(Your instructions): Leave out any pictures and transcribe all other data below exactly.

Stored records
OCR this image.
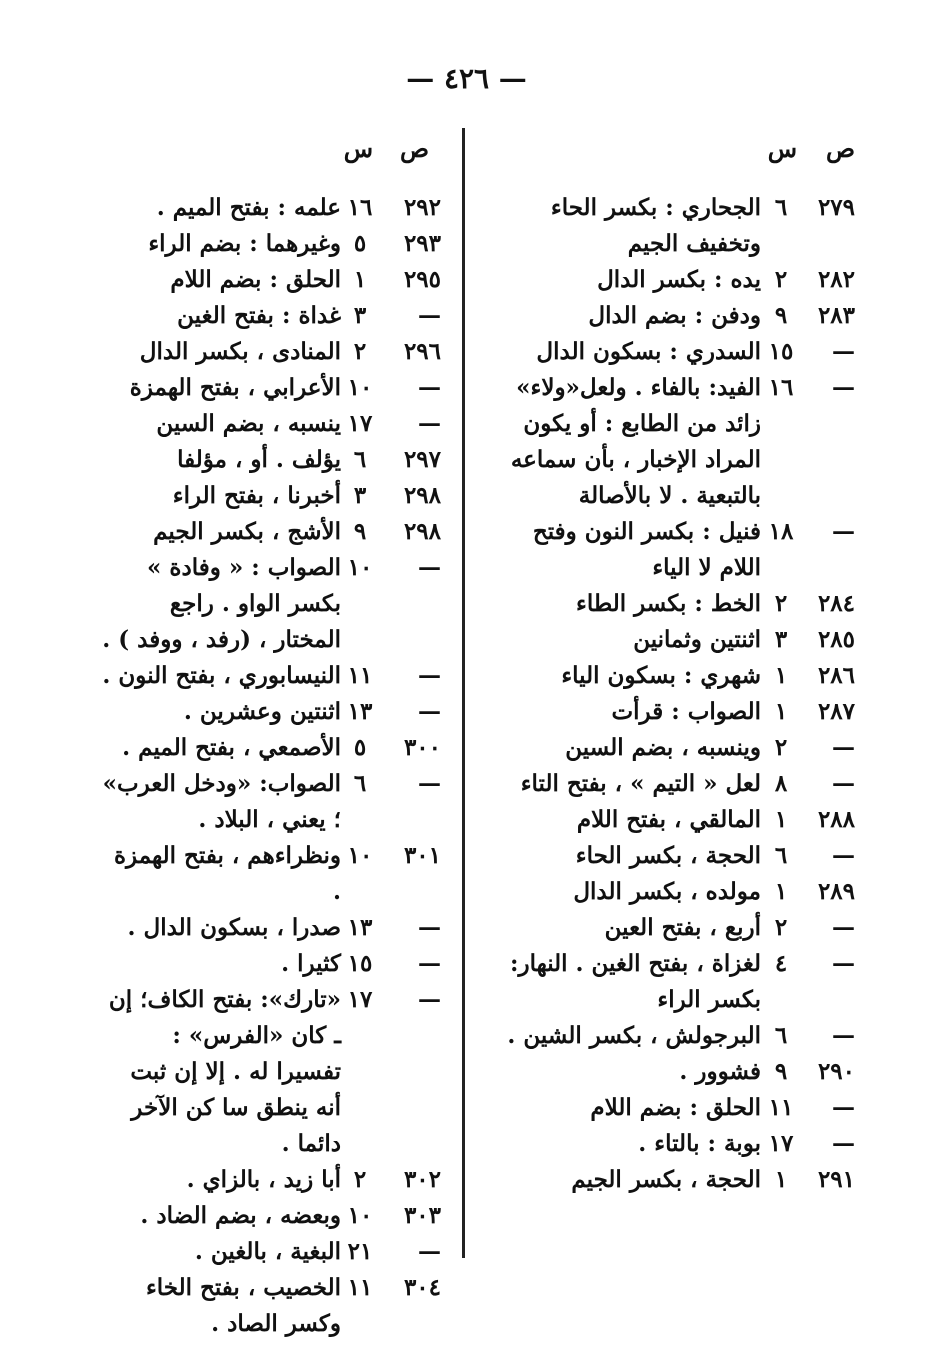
— ٤٢٦ —
ص
س
٢٧٩
٦
الجحاري : بكسر الحاء وتخفيف الجيم
٢٨٢
٢
يده : بكسر الدال
٢٨٣
٩
ودفن : بضم الدال
—
١٥
السدري : بسكون الدال
—
١٦
الفيد: بالفاء . ولعل«ولاء» زائد من الطابع : أو يكون المراد الإخبار ، بأن سماعه بالتبعية . لا بالأصالة
—
١٨
فنيل : بكسر النون وفتح اللام لا الياء
٢٨٤
٢
الخط : بكسر الطاء
٢٨٥
٣
اثنتين وثمانين
٢٨٦
١
شهري : بسكون الياء
٢٨٧
١
الصواب : قرأت
—
٢
وينسبه ، بضم السين
—
٨
لعل « التيم » ، بفتح التاء
٢٨٨
١
المالقي ، بفتح اللام
—
٦
الحجة ، بكسر الحاء
٢٨٩
١
مولده ، بكسر الدال
—
٢
أربع ، بفتح العين
—
٤
لغزاة ، بفتح الغين . النهار: بكسر الراء
—
٦
البرجولش ، بكسر الشين .
٢٩٠
٩
فشوور .
—
١١
الحلق : بضم اللام
—
١٧
بوبة : بالتاء .
٢٩١
١
الحجة ، بكسر الجيم
ص
س
٢٩٢
١٦
علمه : بفتح الميم .
٢٩٣
٥
وغيرهما : بضم الراء
٢٩٥
١
الحلق : بضم اللام
—
٣
غداة : بفتح الغين
٢٩٦
٢
المنادى ، بكسر الدال
—
١٠
الأعرابي ، بفتح الهمزة
—
١٧
ينسبه ، بضم السين
٢٩٧
٦
يؤلف . أو ، مؤلفا
٢٩٨
٣
أخبرنا ، بفتح الراء
٢٩٨
٩
الأشج ، بكسر الجيم
—
١٠
الصواب : « وفادة » بكسر الواو . راجع المختار ، (رفد ، ووفد ) .
—
١١
النيسابوري ، بفتح النون .
—
١٣
اثنتين وعشرين .
٣٠٠
٥
الأصمعي ، بفتح الميم .
—
٦
الصواب: «ودخل العرب» ؛ يعني ، البلاد .
٣٠١
١٠
ونظراءهم ، بفتح الهمزة .
—
١٣
صدرا ، بسكون الدال .
—
١٥
كثيرا .
—
١٧
«تارك»: بفتح الكاف؛ إن ـ كان «الفرس» : تفسيرا له . إلا إن ثبت أنه ينطق سا كن الآخر دائما .
٣٠٢
٢
أبا زيد ، بالزاي .
٣٠٣
١٠
وبعضه ، بضم الضاد .
—
٢١
البغية ، بالغين .
٣٠٤
١١
الخصيب ، بفتح الخاء وكسر الصاد .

(Complete response):
OCR this image.
— ٤٢٦ —
ص
س
٢٧٩
٦
الجحاري : بكسر الحاء وتخفيف الجيم
٢٨٢
٢
يده : بكسر الدال
٢٨٣
٩
ودفن : بضم الدال
—
١٥
السدري : بسكون الدال
—
١٦
الفيد: بالفاء . ولعل«ولاء» زائد من الطابع : أو يكون المراد الإخبار ، بأن سماعه بالتبعية . لا بالأصالة
—
١٨
فنيل : بكسر النون وفتح اللام لا الياء
٢٨٤
٢
الخط : بكسر الطاء
٢٨٥
٣
اثنتين وثمانين
٢٨٦
١
شهري : بسكون الياء
٢٨٧
١
الصواب : قرأت
—
٢
وينسبه ، بضم السين
—
٨
لعل « التيم » ، بفتح التاء
٢٨٨
١
المالقي ، بفتح اللام
—
٦
الحجة ، بكسر الحاء
٢٨٩
١
مولده ، بكسر الدال
—
٢
أربع ، بفتح العين
—
٤
لغزاة ، بفتح الغين . النهار: بكسر الراء
—
٦
البرجولش ، بكسر الشين .
٢٩٠
٩
فشوور .
—
١١
الحلق : بضم اللام
—
١٧
بوبة : بالتاء .
٢٩١
١
الحجة ، بكسر الجيم
ص
س
٢٩٢
١٦
علمه : بفتح الميم .
٢٩٣
٥
وغيرهما : بضم الراء
٢٩٥
١
الحلق : بضم اللام
—
٣
غداة : بفتح الغين
٢٩٦
٢
المنادى ، بكسر الدال
—
١٠
الأعرابي ، بفتح الهمزة
—
١٧
ينسبه ، بضم السين
٢٩٧
٦
يؤلف . أو ، مؤلفا
٢٩٨
٣
أخبرنا ، بفتح الراء
٢٩٨
٩
الأشج ، بكسر الجيم
—
١٠
الصواب : « وفادة » بكسر الواو . راجع المختار ، (رفد ، ووفد ) .
—
١١
النيسابوري ، بفتح النون .
—
١٣
اثنتين وعشرين .
٣٠٠
٥
الأصمعي ، بفتح الميم .
—
٦
الصواب: «ودخل العرب» ؛ يعني ، البلاد .
٣٠١
١٠
ونظراءهم ، بفتح الهمزة .
—
١٣
صدرا ، بسكون الدال .
—
١٥
كثيرا .
—
١٧
«تارك»: بفتح الكاف؛ إن ـ كان «الفرس» : تفسيرا له . إلا إن ثبت أنه ينطق سا كن الآخر دائما .
٣٠٢
٢
أبا زيد ، بالزاي .
٣٠٣
١٠
وبعضه ، بضم الضاد .
—
٢١
البغية ، بالغين .
٣٠٤
١١
الخصيب ، بفتح الخاء وكسر الصاد .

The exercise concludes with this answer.